**TASK:**
Copy each line of the listing below exactly.

::::::::::

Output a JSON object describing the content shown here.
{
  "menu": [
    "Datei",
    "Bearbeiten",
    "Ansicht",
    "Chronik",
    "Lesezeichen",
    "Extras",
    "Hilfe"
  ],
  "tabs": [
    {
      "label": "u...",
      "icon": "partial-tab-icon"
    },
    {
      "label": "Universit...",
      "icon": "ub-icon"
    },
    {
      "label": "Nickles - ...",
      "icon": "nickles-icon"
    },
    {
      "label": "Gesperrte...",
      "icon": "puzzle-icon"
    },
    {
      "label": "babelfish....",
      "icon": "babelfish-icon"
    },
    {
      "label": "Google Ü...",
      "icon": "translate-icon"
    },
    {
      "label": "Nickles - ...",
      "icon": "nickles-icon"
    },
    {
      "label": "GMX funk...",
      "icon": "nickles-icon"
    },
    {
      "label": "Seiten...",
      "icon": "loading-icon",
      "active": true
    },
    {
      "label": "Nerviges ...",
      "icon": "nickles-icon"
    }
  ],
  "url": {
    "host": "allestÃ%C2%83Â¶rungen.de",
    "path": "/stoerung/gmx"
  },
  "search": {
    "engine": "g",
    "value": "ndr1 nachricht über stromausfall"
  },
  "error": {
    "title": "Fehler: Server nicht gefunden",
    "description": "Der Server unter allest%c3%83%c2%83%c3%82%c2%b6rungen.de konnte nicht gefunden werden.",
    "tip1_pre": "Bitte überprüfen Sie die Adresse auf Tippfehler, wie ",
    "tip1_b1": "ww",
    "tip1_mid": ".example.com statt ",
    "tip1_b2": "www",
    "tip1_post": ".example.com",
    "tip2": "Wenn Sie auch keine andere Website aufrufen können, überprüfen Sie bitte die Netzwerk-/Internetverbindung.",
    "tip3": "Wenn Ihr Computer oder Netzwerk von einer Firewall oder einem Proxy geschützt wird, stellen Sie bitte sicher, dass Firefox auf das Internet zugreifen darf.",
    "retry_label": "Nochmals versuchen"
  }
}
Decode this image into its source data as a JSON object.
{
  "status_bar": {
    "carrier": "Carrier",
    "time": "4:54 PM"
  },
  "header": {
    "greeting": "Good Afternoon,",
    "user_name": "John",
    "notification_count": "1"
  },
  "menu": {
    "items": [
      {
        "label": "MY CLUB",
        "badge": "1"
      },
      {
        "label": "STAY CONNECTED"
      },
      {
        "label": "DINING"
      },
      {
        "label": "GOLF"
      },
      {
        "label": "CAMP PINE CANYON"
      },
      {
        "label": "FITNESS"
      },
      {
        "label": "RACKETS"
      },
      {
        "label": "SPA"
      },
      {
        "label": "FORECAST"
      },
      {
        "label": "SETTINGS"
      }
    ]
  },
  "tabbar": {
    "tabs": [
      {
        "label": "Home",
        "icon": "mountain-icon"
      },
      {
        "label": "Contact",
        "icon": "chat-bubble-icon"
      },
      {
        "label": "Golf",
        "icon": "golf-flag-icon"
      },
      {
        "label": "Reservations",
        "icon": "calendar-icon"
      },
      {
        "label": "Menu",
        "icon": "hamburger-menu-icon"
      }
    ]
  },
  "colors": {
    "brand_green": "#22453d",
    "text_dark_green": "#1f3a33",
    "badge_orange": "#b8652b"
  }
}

::::::::::

**ANSWER FOR THIS EXERCISE:**
Output a JSON object describing the content shown here.
{
  "menu": [
    "Datei",
    "Bearbeiten",
    "Ansicht",
    "Chronik",
    "Lesezeichen",
    "Extras",
    "Hilfe"
  ],
  "tabs": [
    {
      "label": "u...",
      "icon": "partial-tab-icon"
    },
    {
      "label": "Universit...",
      "icon": "ub-icon"
    },
    {
      "label": "Nickles - ...",
      "icon": "nickles-icon"
    },
    {
      "label": "Gesperrte...",
      "icon": "puzzle-icon"
    },
    {
      "label": "babelfish....",
      "icon": "babelfish-icon"
    },
    {
      "label": "Google Ü...",
      "icon": "translate-icon"
    },
    {
      "label": "Nickles - ...",
      "icon": "nickles-icon"
    },
    {
      "label": "GMX funk...",
      "icon": "nickles-icon"
    },
    {
      "label": "Seiten...",
      "icon": "loading-icon",
      "active": true
    },
    {
      "label": "Nerviges ...",
      "icon": "nickles-icon"
    }
  ],
  "url": {
    "host": "allestÃ%C2%83Â¶rungen.de",
    "path": "/stoerung/gmx"
  },
  "search": {
    "engine": "g",
    "value": "ndr1 nachricht über stromausfall"
  },
  "error": {
    "title": "Fehler: Server nicht gefunden",
    "description": "Der Server unter allest%c3%83%c2%83%c3%82%c2%b6rungen.de konnte nicht gefunden werden.",
    "tip1_pre": "Bitte überprüfen Sie die Adresse auf Tippfehler, wie ",
    "tip1_b1": "ww",
    "tip1_mid": ".example.com statt ",
    "tip1_b2": "www",
    "tip1_post": ".example.com",
    "tip2": "Wenn Sie auch keine andere Website aufrufen können, überprüfen Sie bitte die Netzwerk-/Internetverbindung.",
    "tip3": "Wenn Ihr Computer oder Netzwerk von einer Firewall oder einem Proxy geschützt wird, stellen Sie bitte sicher, dass Firefox auf das Internet zugreifen darf.",
    "retry_label": "Nochmals versuchen"
  }
}
Decode this image into its source data as a JSON object.
{
  "status_bar": {
    "carrier": "Carrier",
    "time": "4:54 PM"
  },
  "header": {
    "greeting": "Good Afternoon,",
    "user_name": "John",
    "notification_count": "1"
  },
  "menu": {
    "items": [
      {
        "label": "MY CLUB",
        "badge": "1"
      },
      {
        "label": "STAY CONNECTED"
      },
      {
        "label": "DINING"
      },
      {
        "label": "GOLF"
      },
      {
        "label": "CAMP PINE CANYON"
      },
      {
        "label": "FITNESS"
      },
      {
        "label": "RACKETS"
      },
      {
        "label": "SPA"
      },
      {
        "label": "FORECAST"
      },
      {
        "label": "SETTINGS"
      }
    ]
  },
  "tabbar": {
    "tabs": [
      {
        "label": "Home",
        "icon": "mountain-icon"
      },
      {
        "label": "Contact",
        "icon": "chat-bubble-icon"
      },
      {
        "label": "Golf",
        "icon": "golf-flag-icon"
      },
      {
        "label": "Reservations",
        "icon": "calendar-icon"
      },
      {
        "label": "Menu",
        "icon": "hamburger-menu-icon"
      }
    ]
  },
  "colors": {
    "brand_green": "#22453d",
    "text_dark_green": "#1f3a33",
    "badge_orange": "#b8652b"
  }
}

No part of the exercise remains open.